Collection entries

※ ※ ※

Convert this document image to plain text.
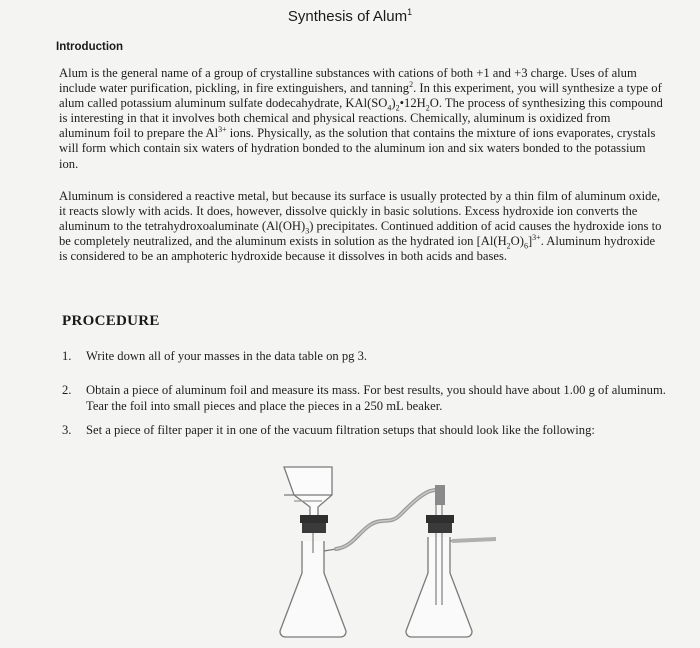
Synthesis of Alum$^1$
Introduction

Alum is the general name of a group of crystalline substances with cations of both +1 and +3 charge. Uses of alum include water purification, pickling, in fire extinguishers, and tanning$^2$. In this experiment, you will synthesize a type of alum called potassium aluminum sulfate dodecahydrate, $KAl(SO_4)_2•12H_2O$. The process of synthesizing this compound is interesting in that it involves both chemical and physical reactions. Chemically, aluminum is oxidized from aluminum foil to prepare the $Al^{3+}$ ions. Physically, as the solution that contains the mixture of ions evaporates, crystals will form which contain six waters of hydration bonded to the aluminum ion and six waters bonded to the potassium ion.

Aluminum is considered a reactive metal, but because its surface is usually protected by a thin film of aluminum oxide, it reacts slowly with acids. It does, however, dissolve quickly in basic solutions. Excess hydroxide ion converts the aluminum to the tetrahydroxoaluminate $(Al(OH)_3)$ precipitates. Continued addition of acid causes the hydroxide ions to be completely neutralized, and the aluminum exists in solution as the hydrated ion $[Al(H_2O)_6]^{3+}$. Aluminum hydroxide is considered to be an amphoteric hydroxide because it dissolves in both acids and bases.

PROCEDURE
1.	Write down all of your masses in the data table on pg 3.
2.	Obtain a piece of aluminum foil and measure its mass. For best results, you should have about 1.00 g of aluminum. Tear the foil into small pieces and place the pieces in a 250 mL beaker.
3.	Set a piece of filter paper it in one of the vacuum filtration setups that should look like the following:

※ ※ ※

▸ GIVEN REQUEST
Images do not belong in the copy; reproduce all other parts of the records above verbatim.

▸ RESPONSE FOR THIS EXERCISE
Convert this document image to plain text.
Synthesis of Alum$^1$
Introduction

Alum is the general name of a group of crystalline substances with cations of both +1 and +3 charge. Uses of alum include water purification, pickling, in fire extinguishers, and tanning$^2$. In this experiment, you will synthesize a type of alum called potassium aluminum sulfate dodecahydrate, $KAl(SO_4)_2•12H_2O$. The process of synthesizing this compound is interesting in that it involves both chemical and physical reactions. Chemically, aluminum is oxidized from aluminum foil to prepare the $Al^{3+}$ ions. Physically, as the solution that contains the mixture of ions evaporates, crystals will form which contain six waters of hydration bonded to the aluminum ion and six waters bonded to the potassium ion.

Aluminum is considered a reactive metal, but because its surface is usually protected by a thin film of aluminum oxide, it reacts slowly with acids. It does, however, dissolve quickly in basic solutions. Excess hydroxide ion converts the aluminum to the tetrahydroxoaluminate $(Al(OH)_3)$ precipitates. Continued addition of acid causes the hydroxide ions to be completely neutralized, and the aluminum exists in solution as the hydrated ion $[Al(H_2O)_6]^{3+}$. Aluminum hydroxide is considered to be an amphoteric hydroxide because it dissolves in both acids and bases.

PROCEDURE
1.	Write down all of your masses in the data table on pg 3.
2.	Obtain a piece of aluminum foil and measure its mass. For best results, you should have about 1.00 g of aluminum. Tear the foil into small pieces and place the pieces in a 250 mL beaker.
3.	Set a piece of filter paper it in one of the vacuum filtration setups that should look like the following:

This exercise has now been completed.